# Supplied material start
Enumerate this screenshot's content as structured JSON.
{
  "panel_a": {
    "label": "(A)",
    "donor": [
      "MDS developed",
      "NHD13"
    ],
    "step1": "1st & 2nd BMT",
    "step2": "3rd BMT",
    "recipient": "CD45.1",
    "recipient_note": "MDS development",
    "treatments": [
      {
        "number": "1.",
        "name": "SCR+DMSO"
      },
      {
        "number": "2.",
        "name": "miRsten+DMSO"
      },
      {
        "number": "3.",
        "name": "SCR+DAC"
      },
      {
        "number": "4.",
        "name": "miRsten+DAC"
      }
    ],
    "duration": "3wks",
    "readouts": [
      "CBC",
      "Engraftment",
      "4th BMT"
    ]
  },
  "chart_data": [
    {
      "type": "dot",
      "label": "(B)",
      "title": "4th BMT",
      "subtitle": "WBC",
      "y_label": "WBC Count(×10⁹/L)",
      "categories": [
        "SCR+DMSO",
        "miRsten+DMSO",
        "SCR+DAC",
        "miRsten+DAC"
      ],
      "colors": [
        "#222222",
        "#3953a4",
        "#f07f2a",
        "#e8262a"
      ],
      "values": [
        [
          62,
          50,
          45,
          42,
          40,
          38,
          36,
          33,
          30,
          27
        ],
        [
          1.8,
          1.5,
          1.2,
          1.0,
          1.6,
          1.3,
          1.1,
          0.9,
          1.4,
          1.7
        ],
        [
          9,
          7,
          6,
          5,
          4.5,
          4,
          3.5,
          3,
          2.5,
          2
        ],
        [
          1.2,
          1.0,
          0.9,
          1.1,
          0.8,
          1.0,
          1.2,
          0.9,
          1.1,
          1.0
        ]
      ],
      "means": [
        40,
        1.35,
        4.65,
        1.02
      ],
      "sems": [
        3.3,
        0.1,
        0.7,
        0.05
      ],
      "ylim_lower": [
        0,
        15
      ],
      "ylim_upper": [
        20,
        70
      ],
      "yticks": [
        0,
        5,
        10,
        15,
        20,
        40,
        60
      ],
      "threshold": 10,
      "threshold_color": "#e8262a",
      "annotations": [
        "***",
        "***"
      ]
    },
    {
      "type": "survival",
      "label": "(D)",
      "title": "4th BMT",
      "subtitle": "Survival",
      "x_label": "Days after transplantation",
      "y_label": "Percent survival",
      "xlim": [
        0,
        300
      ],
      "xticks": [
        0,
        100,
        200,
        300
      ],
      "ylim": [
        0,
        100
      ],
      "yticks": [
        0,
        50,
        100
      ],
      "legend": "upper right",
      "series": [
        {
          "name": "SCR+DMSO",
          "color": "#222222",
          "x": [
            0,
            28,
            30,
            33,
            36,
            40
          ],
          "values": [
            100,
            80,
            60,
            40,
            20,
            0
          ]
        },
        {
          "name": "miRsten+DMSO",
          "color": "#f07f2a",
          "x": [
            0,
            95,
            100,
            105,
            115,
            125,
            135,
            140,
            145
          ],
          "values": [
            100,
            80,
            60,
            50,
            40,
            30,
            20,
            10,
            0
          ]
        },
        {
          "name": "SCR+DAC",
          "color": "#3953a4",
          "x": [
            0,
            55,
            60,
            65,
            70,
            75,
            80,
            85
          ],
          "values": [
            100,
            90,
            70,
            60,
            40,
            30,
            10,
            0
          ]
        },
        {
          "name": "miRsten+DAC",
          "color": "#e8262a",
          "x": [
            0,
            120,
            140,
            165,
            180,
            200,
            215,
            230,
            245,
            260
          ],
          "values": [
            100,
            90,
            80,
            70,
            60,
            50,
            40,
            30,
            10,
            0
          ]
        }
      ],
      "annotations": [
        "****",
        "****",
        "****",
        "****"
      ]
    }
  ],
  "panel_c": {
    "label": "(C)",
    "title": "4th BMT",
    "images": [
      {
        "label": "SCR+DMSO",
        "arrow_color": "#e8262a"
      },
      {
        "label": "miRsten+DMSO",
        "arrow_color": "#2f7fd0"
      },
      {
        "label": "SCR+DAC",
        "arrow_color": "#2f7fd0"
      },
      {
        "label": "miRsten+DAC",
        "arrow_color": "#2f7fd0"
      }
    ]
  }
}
# Supplied material end
### Stated task
Reproduce each line of the material above precisely.

### Answer to the exercise
Enumerate this screenshot's content as structured JSON.
{
  "panel_a": {
    "label": "(A)",
    "donor": [
      "MDS developed",
      "NHD13"
    ],
    "step1": "1st & 2nd BMT",
    "step2": "3rd BMT",
    "recipient": "CD45.1",
    "recipient_note": "MDS development",
    "treatments": [
      {
        "number": "1.",
        "name": "SCR+DMSO"
      },
      {
        "number": "2.",
        "name": "miRsten+DMSO"
      },
      {
        "number": "3.",
        "name": "SCR+DAC"
      },
      {
        "number": "4.",
        "name": "miRsten+DAC"
      }
    ],
    "duration": "3wks",
    "readouts": [
      "CBC",
      "Engraftment",
      "4th BMT"
    ]
  },
  "chart_data": [
    {
      "type": "dot",
      "label": "(B)",
      "title": "4th BMT",
      "subtitle": "WBC",
      "y_label": "WBC Count(×10⁹/L)",
      "categories": [
        "SCR+DMSO",
        "miRsten+DMSO",
        "SCR+DAC",
        "miRsten+DAC"
      ],
      "colors": [
        "#222222",
        "#3953a4",
        "#f07f2a",
        "#e8262a"
      ],
      "values": [
        [
          62,
          50,
          45,
          42,
          40,
          38,
          36,
          33,
          30,
          27
        ],
        [
          1.8,
          1.5,
          1.2,
          1.0,
          1.6,
          1.3,
          1.1,
          0.9,
          1.4,
          1.7
        ],
        [
          9,
          7,
          6,
          5,
          4.5,
          4,
          3.5,
          3,
          2.5,
          2
        ],
        [
          1.2,
          1.0,
          0.9,
          1.1,
          0.8,
          1.0,
          1.2,
          0.9,
          1.1,
          1.0
        ]
      ],
      "means": [
        40,
        1.35,
        4.65,
        1.02
      ],
      "sems": [
        3.3,
        0.1,
        0.7,
        0.05
      ],
      "ylim_lower": [
        0,
        15
      ],
      "ylim_upper": [
        20,
        70
      ],
      "yticks": [
        0,
        5,
        10,
        15,
        20,
        40,
        60
      ],
      "threshold": 10,
      "threshold_color": "#e8262a",
      "annotations": [
        "***",
        "***"
      ]
    },
    {
      "type": "survival",
      "label": "(D)",
      "title": "4th BMT",
      "subtitle": "Survival",
      "x_label": "Days after transplantation",
      "y_label": "Percent survival",
      "xlim": [
        0,
        300
      ],
      "xticks": [
        0,
        100,
        200,
        300
      ],
      "ylim": [
        0,
        100
      ],
      "yticks": [
        0,
        50,
        100
      ],
      "legend": "upper right",
      "series": [
        {
          "name": "SCR+DMSO",
          "color": "#222222",
          "x": [
            0,
            28,
            30,
            33,
            36,
            40
          ],
          "values": [
            100,
            80,
            60,
            40,
            20,
            0
          ]
        },
        {
          "name": "miRsten+DMSO",
          "color": "#f07f2a",
          "x": [
            0,
            95,
            100,
            105,
            115,
            125,
            135,
            140,
            145
          ],
          "values": [
            100,
            80,
            60,
            50,
            40,
            30,
            20,
            10,
            0
          ]
        },
        {
          "name": "SCR+DAC",
          "color": "#3953a4",
          "x": [
            0,
            55,
            60,
            65,
            70,
            75,
            80,
            85
          ],
          "values": [
            100,
            90,
            70,
            60,
            40,
            30,
            10,
            0
          ]
        },
        {
          "name": "miRsten+DAC",
          "color": "#e8262a",
          "x": [
            0,
            120,
            140,
            165,
            180,
            200,
            215,
            230,
            245,
            260
          ],
          "values": [
            100,
            90,
            80,
            70,
            60,
            50,
            40,
            30,
            10,
            0
          ]
        }
      ],
      "annotations": [
        "****",
        "****",
        "****",
        "****"
      ]
    }
  ],
  "panel_c": {
    "label": "(C)",
    "title": "4th BMT",
    "images": [
      {
        "label": "SCR+DMSO",
        "arrow_color": "#e8262a"
      },
      {
        "label": "miRsten+DMSO",
        "arrow_color": "#2f7fd0"
      },
      {
        "label": "SCR+DAC",
        "arrow_color": "#2f7fd0"
      },
      {
        "label": "miRsten+DAC",
        "arrow_color": "#2f7fd0"
      }
    ]
  }
}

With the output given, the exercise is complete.